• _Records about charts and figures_
+--

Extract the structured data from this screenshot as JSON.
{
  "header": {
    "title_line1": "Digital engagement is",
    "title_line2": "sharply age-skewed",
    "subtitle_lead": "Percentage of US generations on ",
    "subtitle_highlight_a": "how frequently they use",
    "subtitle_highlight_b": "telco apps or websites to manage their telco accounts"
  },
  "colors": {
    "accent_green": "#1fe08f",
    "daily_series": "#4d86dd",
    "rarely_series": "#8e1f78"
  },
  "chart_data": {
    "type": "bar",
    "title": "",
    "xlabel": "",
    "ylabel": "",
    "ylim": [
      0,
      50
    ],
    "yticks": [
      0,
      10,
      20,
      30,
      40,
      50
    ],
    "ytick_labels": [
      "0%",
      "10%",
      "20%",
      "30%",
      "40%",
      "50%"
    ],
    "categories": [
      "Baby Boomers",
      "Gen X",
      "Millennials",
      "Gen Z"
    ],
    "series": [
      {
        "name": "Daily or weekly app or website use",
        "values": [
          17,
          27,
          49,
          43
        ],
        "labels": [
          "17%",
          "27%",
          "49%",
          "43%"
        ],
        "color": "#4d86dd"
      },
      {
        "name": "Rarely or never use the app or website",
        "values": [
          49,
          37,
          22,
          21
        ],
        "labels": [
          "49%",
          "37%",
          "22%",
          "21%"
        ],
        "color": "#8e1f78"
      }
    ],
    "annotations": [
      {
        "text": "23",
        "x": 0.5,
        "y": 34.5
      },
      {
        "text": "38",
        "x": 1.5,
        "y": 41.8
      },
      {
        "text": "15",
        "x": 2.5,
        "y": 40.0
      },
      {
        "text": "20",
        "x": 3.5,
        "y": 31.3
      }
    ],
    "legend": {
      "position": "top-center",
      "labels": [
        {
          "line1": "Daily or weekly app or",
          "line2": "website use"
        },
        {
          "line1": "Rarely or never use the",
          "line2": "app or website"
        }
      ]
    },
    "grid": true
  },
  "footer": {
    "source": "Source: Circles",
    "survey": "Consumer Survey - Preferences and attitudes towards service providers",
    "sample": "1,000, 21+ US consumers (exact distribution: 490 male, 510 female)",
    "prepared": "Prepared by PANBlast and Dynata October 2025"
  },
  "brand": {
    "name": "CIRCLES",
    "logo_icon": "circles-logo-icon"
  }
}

+--

• _To be done_
Check each line of the data above for the word "weekly" and say how many lines contain it, giving nothing besides the number.

• _Solution to this exercise_
2